INSTRUCTION:
Skip the images and copy each record exactly as written.

□ □ □ □ □ □ □

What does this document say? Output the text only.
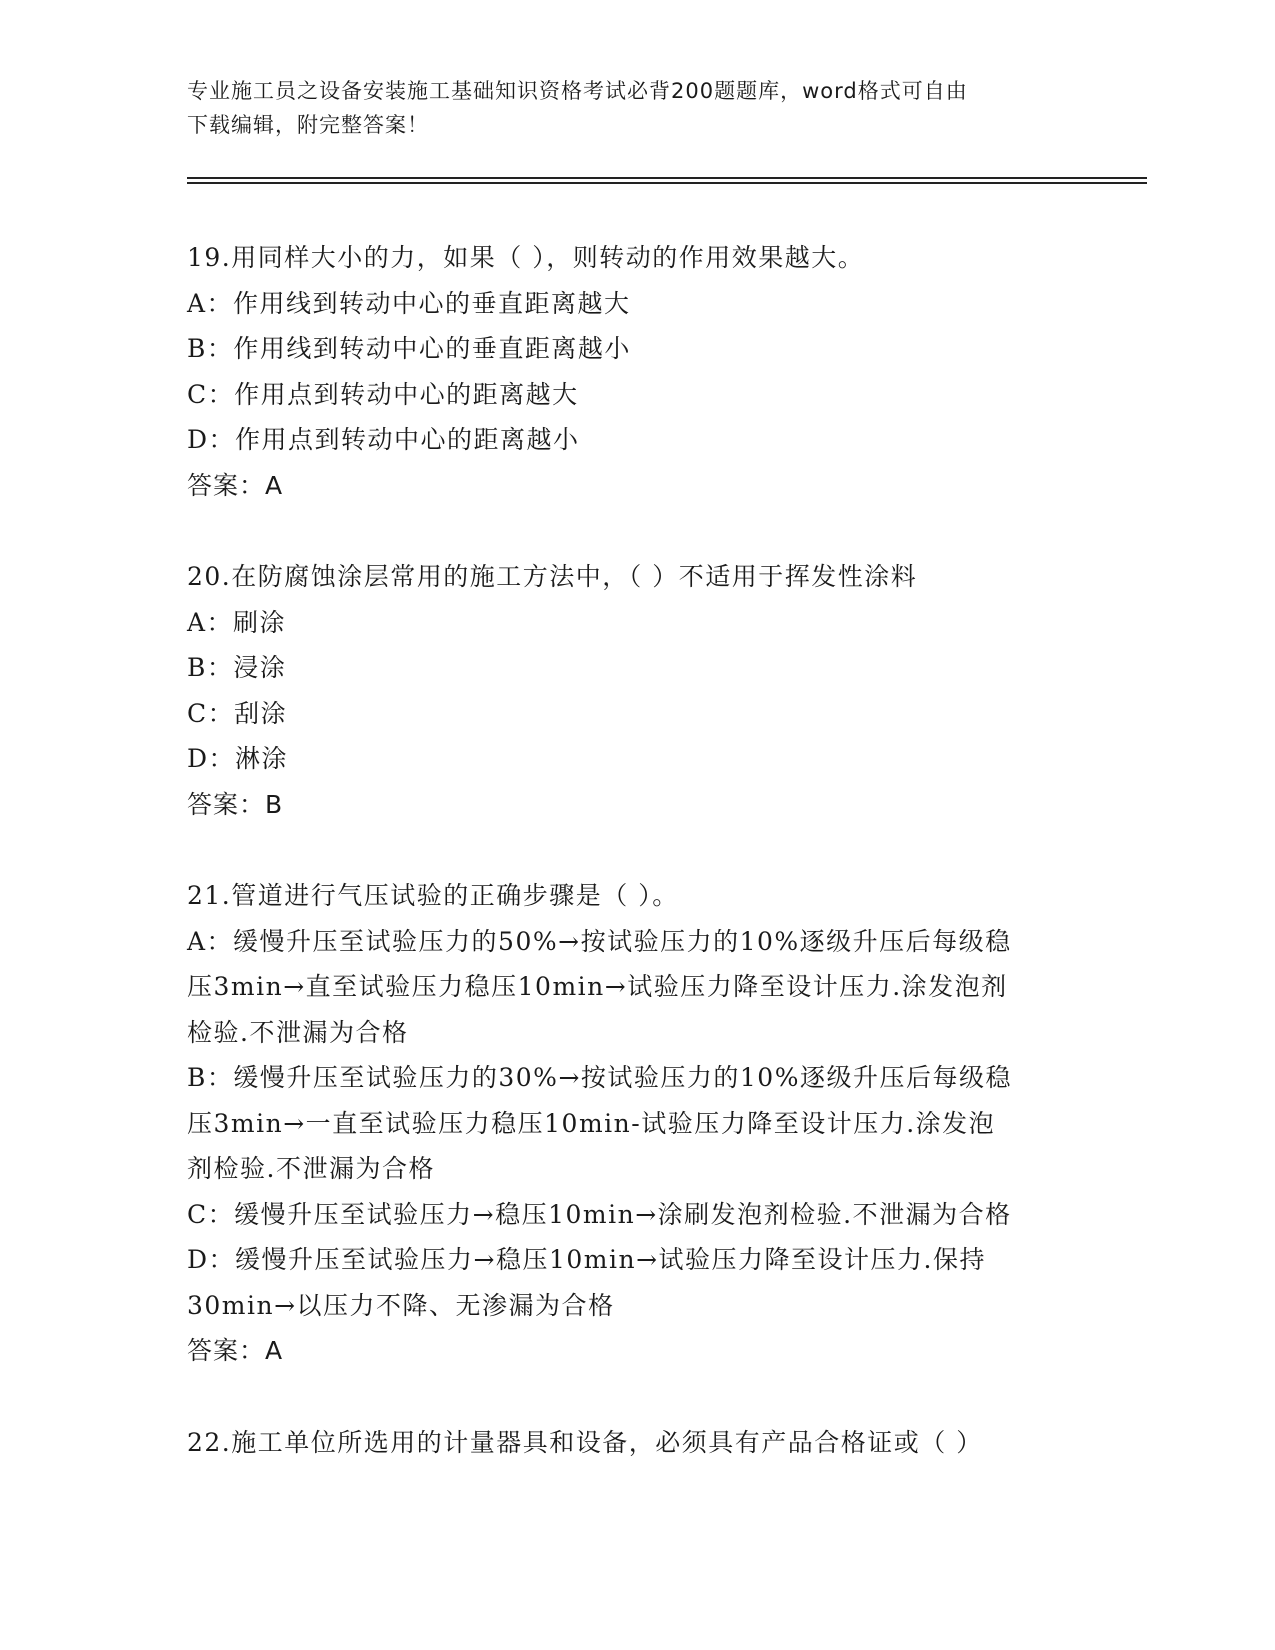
专业施工员之设备安装施工基础知识资格考试必背200题题库，word格式可自由
下载编辑，附完整答案！
19.用同样大小的力，如果（ ），则转动的作用效果越大。
A：作用线到转动中心的垂直距离越大
B：作用线到转动中心的垂直距离越小
C：作用点到转动中心的距离越大
D：作用点到转动中心的距离越小
答案：A
20.在防腐蚀涂层常用的施工方法中，（ ）不适用于挥发性涂料
A：刷涂
B：浸涂
C：刮涂
D：淋涂
答案：B
21.管道进行气压试验的正确步骤是（ ）。
A：缓慢升压至试验压力的50%→按试验压力的10%逐级升压后每级稳
压3min→直至试验压力稳压10min→试验压力降至设计压力.涂发泡剂
检验.不泄漏为合格
B：缓慢升压至试验压力的30%→按试验压力的10%逐级升压后每级稳
压3min→一直至试验压力稳压10min-试验压力降至设计压力.涂发泡
剂检验.不泄漏为合格
C：缓慢升压至试验压力→稳压10min→涂刷发泡剂检验.不泄漏为合格
D：缓慢升压至试验压力→稳压10min→试验压力降至设计压力.保持
30min→以压力不降、无渗漏为合格
答案：A
22.施工单位所选用的计量器具和设备，必须具有产品合格证或（ ）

□ □ □ □ □ □ □

FINISHED ANSWER:
What does this document say? Output the text only.
专业施工员之设备安装施工基础知识资格考试必背200题题库，word格式可自由
下载编辑，附完整答案！
19.用同样大小的力，如果（ ），则转动的作用效果越大。
A：作用线到转动中心的垂直距离越大
B：作用线到转动中心的垂直距离越小
C：作用点到转动中心的距离越大
D：作用点到转动中心的距离越小
答案：A
20.在防腐蚀涂层常用的施工方法中，（ ）不适用于挥发性涂料
A：刷涂
B：浸涂
C：刮涂
D：淋涂
答案：B
21.管道进行气压试验的正确步骤是（ ）。
A：缓慢升压至试验压力的50%→按试验压力的10%逐级升压后每级稳
压3min→直至试验压力稳压10min→试验压力降至设计压力.涂发泡剂
检验.不泄漏为合格
B：缓慢升压至试验压力的30%→按试验压力的10%逐级升压后每级稳
压3min→一直至试验压力稳压10min-试验压力降至设计压力.涂发泡
剂检验.不泄漏为合格
C：缓慢升压至试验压力→稳压10min→涂刷发泡剂检验.不泄漏为合格
D：缓慢升压至试验压力→稳压10min→试验压力降至设计压力.保持
30min→以压力不降、无渗漏为合格
答案：A
22.施工单位所选用的计量器具和设备，必须具有产品合格证或（ ）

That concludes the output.